_Data in this exercise_
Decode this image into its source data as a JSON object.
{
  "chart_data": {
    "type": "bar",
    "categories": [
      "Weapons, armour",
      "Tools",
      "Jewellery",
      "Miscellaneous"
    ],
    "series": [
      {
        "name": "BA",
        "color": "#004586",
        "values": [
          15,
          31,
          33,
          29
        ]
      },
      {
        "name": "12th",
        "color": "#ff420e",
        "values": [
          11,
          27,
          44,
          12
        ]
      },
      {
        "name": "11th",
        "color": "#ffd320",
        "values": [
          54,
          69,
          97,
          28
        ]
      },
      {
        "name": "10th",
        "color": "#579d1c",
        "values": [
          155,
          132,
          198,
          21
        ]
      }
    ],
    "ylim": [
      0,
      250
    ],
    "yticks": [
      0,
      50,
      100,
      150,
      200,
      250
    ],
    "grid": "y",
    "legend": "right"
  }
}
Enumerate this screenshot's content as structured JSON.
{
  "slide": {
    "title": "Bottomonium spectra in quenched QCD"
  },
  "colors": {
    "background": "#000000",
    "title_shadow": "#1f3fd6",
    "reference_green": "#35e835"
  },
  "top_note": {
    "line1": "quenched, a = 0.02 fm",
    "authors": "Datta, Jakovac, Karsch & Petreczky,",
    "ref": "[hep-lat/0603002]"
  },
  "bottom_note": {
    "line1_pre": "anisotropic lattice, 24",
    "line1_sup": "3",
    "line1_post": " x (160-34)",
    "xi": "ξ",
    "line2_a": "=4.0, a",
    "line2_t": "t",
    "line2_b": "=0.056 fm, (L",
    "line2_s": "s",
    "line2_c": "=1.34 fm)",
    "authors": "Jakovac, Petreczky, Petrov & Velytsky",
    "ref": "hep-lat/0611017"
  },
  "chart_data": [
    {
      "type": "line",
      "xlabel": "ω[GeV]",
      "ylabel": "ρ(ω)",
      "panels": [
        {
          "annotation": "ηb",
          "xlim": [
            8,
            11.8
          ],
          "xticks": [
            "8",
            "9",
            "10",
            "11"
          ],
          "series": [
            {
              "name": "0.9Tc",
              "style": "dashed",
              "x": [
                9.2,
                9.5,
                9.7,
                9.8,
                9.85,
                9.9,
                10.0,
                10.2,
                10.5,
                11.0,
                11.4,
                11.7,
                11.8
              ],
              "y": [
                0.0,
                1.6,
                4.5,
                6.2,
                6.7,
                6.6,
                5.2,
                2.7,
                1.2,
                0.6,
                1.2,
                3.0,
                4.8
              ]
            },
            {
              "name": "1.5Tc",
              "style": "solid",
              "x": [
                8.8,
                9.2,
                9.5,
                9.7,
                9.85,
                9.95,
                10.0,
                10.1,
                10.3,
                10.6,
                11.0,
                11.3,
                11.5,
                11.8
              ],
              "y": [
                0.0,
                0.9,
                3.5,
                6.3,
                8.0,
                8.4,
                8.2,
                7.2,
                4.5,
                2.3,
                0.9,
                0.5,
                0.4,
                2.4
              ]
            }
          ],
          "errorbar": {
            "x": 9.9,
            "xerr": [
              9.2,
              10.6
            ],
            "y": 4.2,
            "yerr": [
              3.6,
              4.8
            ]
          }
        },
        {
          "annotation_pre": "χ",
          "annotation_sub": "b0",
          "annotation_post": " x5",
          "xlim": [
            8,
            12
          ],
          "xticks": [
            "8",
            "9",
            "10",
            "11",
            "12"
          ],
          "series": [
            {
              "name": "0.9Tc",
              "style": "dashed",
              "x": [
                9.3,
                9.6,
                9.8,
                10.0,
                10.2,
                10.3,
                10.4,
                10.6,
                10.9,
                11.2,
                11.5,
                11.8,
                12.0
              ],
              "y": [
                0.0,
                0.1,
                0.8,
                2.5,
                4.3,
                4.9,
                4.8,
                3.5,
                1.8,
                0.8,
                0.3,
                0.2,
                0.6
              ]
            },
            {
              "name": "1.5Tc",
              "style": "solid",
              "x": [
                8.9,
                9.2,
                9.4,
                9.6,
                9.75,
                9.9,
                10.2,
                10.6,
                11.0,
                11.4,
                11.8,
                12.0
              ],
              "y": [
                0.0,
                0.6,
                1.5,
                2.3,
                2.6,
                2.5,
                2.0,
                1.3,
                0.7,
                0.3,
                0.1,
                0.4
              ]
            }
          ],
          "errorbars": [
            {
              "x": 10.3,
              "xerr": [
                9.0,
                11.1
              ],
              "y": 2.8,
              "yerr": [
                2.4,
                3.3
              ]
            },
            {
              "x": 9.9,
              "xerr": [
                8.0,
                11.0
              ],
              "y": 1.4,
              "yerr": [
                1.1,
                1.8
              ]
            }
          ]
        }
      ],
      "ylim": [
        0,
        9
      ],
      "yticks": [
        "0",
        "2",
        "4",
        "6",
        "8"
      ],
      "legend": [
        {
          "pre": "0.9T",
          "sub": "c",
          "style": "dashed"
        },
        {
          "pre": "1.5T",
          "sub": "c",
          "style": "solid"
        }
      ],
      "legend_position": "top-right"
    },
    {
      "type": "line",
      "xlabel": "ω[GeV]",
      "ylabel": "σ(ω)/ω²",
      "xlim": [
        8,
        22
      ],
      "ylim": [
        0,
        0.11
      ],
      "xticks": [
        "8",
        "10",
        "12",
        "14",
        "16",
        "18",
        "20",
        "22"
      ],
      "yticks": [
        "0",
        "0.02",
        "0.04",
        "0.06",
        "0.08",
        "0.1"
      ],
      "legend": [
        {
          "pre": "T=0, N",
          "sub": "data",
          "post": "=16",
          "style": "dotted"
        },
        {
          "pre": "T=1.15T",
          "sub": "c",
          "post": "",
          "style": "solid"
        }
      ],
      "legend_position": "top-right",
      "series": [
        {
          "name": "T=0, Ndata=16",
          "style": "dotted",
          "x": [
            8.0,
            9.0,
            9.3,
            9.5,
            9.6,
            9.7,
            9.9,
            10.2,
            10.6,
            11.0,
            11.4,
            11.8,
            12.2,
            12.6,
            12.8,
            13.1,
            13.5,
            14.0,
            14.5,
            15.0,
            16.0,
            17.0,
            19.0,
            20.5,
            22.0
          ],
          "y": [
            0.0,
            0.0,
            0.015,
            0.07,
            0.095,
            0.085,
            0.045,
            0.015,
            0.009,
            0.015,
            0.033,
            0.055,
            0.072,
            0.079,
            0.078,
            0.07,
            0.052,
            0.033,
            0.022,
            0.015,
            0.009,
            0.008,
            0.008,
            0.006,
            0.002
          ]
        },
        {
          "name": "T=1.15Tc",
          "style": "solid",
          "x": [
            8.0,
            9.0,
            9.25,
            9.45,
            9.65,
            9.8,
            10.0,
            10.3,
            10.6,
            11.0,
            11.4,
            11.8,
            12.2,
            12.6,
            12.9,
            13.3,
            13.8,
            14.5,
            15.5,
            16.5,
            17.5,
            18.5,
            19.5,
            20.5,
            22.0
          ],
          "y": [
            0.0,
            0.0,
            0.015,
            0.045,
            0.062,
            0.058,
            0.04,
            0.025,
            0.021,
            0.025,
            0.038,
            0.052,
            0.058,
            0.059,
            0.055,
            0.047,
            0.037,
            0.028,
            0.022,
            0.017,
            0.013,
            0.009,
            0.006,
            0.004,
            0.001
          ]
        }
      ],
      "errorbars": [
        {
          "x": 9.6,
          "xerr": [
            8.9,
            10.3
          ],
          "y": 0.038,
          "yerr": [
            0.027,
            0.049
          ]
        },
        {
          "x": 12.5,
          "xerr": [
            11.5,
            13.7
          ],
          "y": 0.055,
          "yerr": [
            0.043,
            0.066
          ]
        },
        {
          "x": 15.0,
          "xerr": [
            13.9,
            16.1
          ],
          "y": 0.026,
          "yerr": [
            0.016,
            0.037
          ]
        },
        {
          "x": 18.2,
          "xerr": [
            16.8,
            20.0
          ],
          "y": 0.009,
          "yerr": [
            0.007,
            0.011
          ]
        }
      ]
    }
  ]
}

_Stated task_
Collect the lines of the records that include the string "style".

_The answer_
              "style": "dashed",
              "style": "solid",
              "style": "dashed",
              "style": "solid",
          "style": "dashed"
          "style": "solid"
          "style": "dotted"
          "style": "solid"
          "style": "dotted",
          "style": "solid",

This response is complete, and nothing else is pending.